> _Exercise task_: Lay out the records from the line with "news-title: 周军要求：常抓不懈 久久为功" up to and including the line with "nav-label: 全景钟祥: [306, 926, 359, 941]" as a Markdown table with the columns Row and Record line. Number each line, and leave out any blank lines.

## Begin Records supplied

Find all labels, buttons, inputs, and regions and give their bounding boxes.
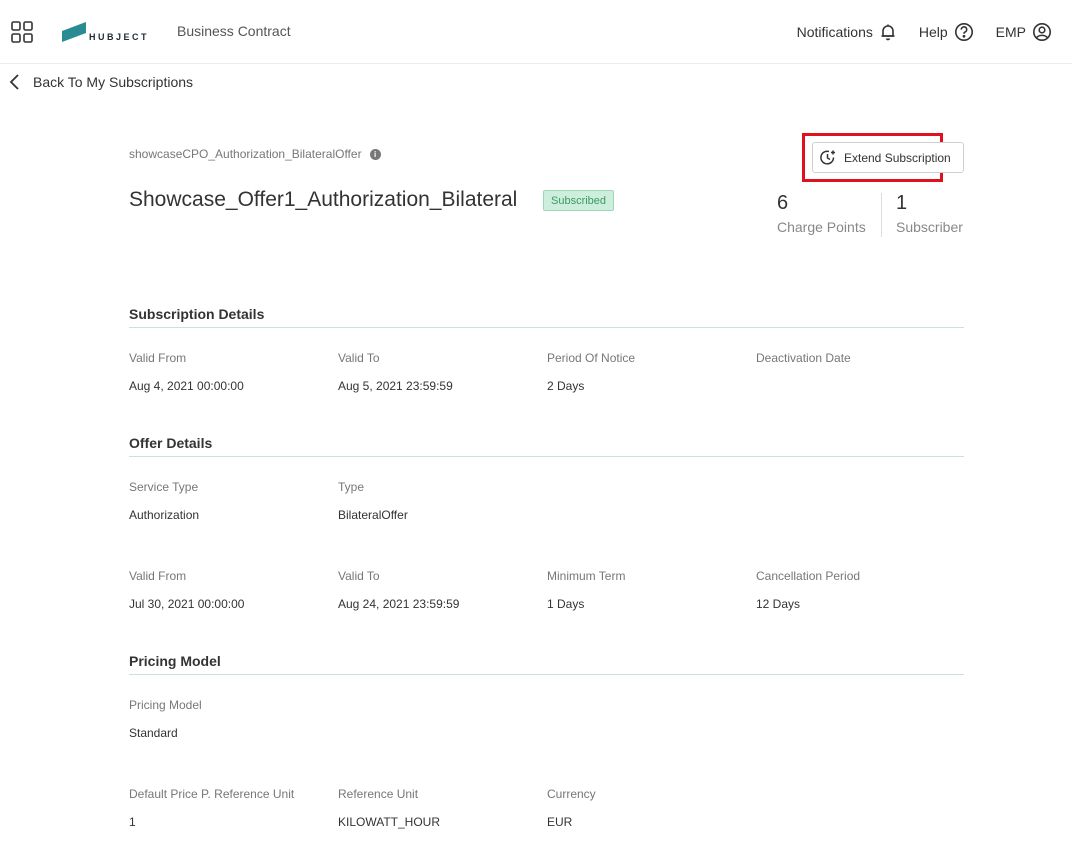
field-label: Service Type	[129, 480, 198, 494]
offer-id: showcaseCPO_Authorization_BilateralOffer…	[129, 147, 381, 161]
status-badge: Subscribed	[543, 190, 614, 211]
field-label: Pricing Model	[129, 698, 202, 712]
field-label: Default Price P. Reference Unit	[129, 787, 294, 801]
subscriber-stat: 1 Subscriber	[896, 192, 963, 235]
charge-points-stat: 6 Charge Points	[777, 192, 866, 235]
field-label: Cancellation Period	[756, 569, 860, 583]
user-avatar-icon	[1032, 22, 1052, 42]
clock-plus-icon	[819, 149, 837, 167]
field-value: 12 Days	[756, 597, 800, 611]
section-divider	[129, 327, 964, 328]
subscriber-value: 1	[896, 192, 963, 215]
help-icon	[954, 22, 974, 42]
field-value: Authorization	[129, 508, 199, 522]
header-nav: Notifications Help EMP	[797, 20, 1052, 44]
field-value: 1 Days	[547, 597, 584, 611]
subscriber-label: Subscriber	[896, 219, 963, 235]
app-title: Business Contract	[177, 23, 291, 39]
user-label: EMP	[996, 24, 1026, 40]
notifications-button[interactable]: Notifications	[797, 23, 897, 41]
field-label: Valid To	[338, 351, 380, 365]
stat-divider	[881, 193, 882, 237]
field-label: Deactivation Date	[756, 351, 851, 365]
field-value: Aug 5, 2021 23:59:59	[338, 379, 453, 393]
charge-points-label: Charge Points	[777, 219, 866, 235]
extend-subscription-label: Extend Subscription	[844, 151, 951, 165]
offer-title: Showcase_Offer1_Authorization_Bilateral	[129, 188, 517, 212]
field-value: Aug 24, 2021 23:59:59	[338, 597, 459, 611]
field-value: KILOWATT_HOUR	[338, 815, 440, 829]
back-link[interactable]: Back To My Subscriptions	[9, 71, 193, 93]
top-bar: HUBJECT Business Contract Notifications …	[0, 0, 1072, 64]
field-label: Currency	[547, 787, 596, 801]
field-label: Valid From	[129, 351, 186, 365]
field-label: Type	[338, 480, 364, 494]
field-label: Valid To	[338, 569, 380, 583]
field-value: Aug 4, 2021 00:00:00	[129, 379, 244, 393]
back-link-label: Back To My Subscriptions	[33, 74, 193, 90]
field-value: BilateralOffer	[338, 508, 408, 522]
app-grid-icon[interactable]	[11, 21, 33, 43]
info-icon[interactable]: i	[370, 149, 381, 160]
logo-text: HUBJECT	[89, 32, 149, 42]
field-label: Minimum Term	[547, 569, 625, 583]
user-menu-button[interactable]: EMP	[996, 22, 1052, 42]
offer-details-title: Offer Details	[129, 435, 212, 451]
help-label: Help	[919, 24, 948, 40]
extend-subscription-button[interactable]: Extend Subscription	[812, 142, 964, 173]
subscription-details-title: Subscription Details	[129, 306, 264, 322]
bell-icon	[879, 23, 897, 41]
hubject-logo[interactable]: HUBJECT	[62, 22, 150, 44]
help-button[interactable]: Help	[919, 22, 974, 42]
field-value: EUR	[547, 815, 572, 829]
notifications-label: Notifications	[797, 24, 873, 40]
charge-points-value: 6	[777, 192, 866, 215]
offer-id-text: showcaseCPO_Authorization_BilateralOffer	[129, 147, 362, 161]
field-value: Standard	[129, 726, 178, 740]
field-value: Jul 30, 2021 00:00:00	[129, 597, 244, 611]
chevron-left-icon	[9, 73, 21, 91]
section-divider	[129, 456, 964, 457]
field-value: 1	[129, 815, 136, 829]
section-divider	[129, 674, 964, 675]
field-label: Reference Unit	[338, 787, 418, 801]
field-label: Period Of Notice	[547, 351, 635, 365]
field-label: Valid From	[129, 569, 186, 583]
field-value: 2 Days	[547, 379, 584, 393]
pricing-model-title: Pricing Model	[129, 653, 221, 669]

## End Records supplied
## Begin Records supplied

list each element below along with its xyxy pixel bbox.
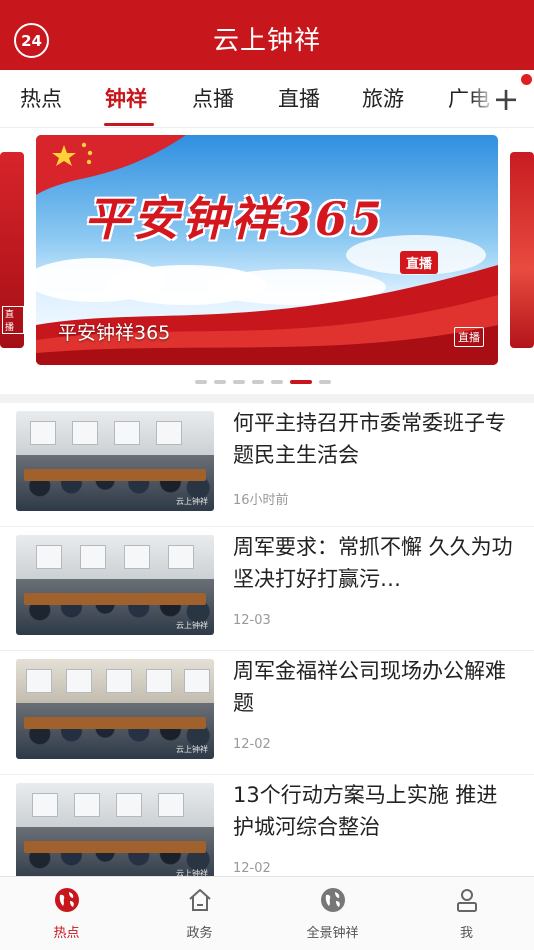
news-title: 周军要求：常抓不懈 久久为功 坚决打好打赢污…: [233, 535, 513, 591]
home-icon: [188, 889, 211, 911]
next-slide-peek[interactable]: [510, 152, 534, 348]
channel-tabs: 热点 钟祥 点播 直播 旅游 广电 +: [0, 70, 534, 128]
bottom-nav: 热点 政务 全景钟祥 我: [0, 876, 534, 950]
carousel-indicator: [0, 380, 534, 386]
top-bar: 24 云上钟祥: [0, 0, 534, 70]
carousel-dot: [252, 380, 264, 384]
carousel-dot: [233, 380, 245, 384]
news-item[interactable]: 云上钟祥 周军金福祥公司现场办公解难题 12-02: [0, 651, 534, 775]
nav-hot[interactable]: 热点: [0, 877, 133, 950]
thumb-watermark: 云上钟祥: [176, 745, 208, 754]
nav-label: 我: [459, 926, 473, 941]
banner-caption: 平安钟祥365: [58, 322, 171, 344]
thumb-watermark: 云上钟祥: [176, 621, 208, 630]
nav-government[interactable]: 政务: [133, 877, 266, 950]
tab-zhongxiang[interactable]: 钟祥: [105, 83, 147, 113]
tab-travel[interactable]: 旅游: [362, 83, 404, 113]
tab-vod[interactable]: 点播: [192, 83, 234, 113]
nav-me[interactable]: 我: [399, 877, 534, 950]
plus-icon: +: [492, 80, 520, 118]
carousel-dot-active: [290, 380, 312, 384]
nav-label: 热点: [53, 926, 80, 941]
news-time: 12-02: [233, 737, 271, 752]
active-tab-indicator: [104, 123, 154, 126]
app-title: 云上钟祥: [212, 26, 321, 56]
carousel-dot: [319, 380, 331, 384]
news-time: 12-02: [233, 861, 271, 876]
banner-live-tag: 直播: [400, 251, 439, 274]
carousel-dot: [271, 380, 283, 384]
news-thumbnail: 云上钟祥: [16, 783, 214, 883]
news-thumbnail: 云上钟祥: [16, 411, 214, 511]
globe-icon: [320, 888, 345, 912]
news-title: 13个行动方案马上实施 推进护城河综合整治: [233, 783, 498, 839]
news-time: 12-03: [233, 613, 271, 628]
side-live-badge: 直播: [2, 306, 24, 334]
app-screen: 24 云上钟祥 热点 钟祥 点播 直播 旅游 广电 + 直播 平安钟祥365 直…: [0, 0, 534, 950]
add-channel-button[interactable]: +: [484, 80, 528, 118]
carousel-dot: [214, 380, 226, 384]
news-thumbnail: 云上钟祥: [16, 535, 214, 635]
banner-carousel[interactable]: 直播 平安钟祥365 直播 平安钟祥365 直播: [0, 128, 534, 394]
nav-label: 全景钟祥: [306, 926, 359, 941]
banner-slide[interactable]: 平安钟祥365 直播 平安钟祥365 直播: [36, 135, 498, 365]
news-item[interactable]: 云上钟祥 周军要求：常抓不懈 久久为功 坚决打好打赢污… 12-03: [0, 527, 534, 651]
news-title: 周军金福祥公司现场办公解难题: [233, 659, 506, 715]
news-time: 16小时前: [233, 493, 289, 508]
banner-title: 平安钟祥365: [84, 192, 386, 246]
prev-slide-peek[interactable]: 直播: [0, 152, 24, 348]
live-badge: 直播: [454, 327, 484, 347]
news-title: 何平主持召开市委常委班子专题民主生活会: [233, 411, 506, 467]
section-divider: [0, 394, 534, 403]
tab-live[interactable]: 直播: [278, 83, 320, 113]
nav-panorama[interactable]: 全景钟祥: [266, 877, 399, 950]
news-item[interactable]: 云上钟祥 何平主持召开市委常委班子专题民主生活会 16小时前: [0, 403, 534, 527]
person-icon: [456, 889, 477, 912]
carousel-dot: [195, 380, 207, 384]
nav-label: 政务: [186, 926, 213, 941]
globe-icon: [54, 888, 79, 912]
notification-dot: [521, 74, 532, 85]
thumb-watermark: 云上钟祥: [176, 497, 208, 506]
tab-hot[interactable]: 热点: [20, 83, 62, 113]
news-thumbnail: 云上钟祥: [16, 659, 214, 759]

## End Records supplied

> _Answer in full_:
| Row | Record line |
|---|---|
| 1 | news-title: 周军要求：常抓不懈 久久为功 坚决打好打赢污…: [233, 535, 513, 591] |
| 2 | home-icon: [188, 889, 211, 911] |
| 3 | next-slide-peek[interactable]: [510, 152, 534, 348] |
| 4 | channel-tabs: 热点 钟祥 点播 直播 旅游 广电 +: [0, 70, 534, 128] |
| 5 | bottom-nav: 热点 政务 全景钟祥 我: [0, 876, 534, 950] |
| 6 | carousel-indicator: [0, 380, 534, 386] |
| 7 | top-bar: 24 云上钟祥: [0, 0, 534, 70] |
| 8 | carousel-dot: [252, 380, 264, 384] |
| 9 | carousel-dot: [233, 380, 245, 384] |
| 10 | news-item[interactable]: 云上钟祥 周军金福祥公司现场办公解难题 12-02: [0, 651, 534, 775] |
| 11 | nav-hot[interactable]: 热点: [0, 877, 133, 950] |
| 12 | thumb-watermark: 云上钟祥: [176, 745, 208, 754] |
| 13 | nav-label: 我: [459, 926, 473, 941] |
| 14 | banner-caption: 平安钟祥365: [58, 322, 171, 344] |
| 15 | thumb-watermark: 云上钟祥: [176, 621, 208, 630] |
| 16 | nav-government[interactable]: 政务: [133, 877, 266, 950] |
| 17 | tab-zhongxiang[interactable]: 钟祥: [105, 83, 147, 113] |
| 18 | tab-travel[interactable]: 旅游: [362, 83, 404, 113] |
| 19 | tab-vod[interactable]: 点播: [192, 83, 234, 113] |
| 20 | nav-me[interactable]: 我: [399, 877, 534, 950] |
| 21 | plus-icon: +: [492, 80, 520, 118] |
| 22 | carousel-dot-active: [290, 380, 312, 384] |
| 23 | nav-label: 热点: [53, 926, 80, 941] |
| 24 | news-time: 12-02: [233, 737, 271, 752] |
| 25 | active-tab-indicator: [104, 123, 154, 126] |
| 26 | app-title: 云上钟祥: [212, 26, 321, 56] |
| 27 | carousel-dot: [319, 380, 331, 384] |
| 28 | news-time: 12-02: [233, 861, 271, 876] |
| 29 | banner-live-tag: 直播: [400, 251, 439, 274] |
| 30 | carousel-dot: [271, 380, 283, 384] |
| 31 | news-thumbnail: 云上钟祥: [16, 783, 214, 883] |
| 32 | news-thumbnail: 云上钟祥: [16, 411, 214, 511] |
| 33 | globe-icon: [320, 888, 345, 912] |
| 34 | news-title: 13个行动方案马上实施 推进护城河综合整治: [233, 783, 498, 839] |
| 35 | news-time: 12-03: [233, 613, 271, 628] |
| 36 | side-live-badge: 直播: [2, 306, 24, 334] |
| 37 | app-screen: 24 云上钟祥 热点 钟祥 点播 直播 旅游 广电 + 直播 平安钟祥365 直…: [0, 0, 534, 950] |
| 38 | add-channel-button[interactable]: +: [484, 80, 528, 118] |
| 39 | carousel-dot: [214, 380, 226, 384] |
| 40 | news-thumbnail: 云上钟祥: [16, 535, 214, 635] |
| 41 | banner-carousel[interactable]: 直播 平安钟祥365 直播 平安钟祥365 直播: [0, 128, 534, 394] |
| 42 | nav-label: 全景钟祥: [306, 926, 359, 941] |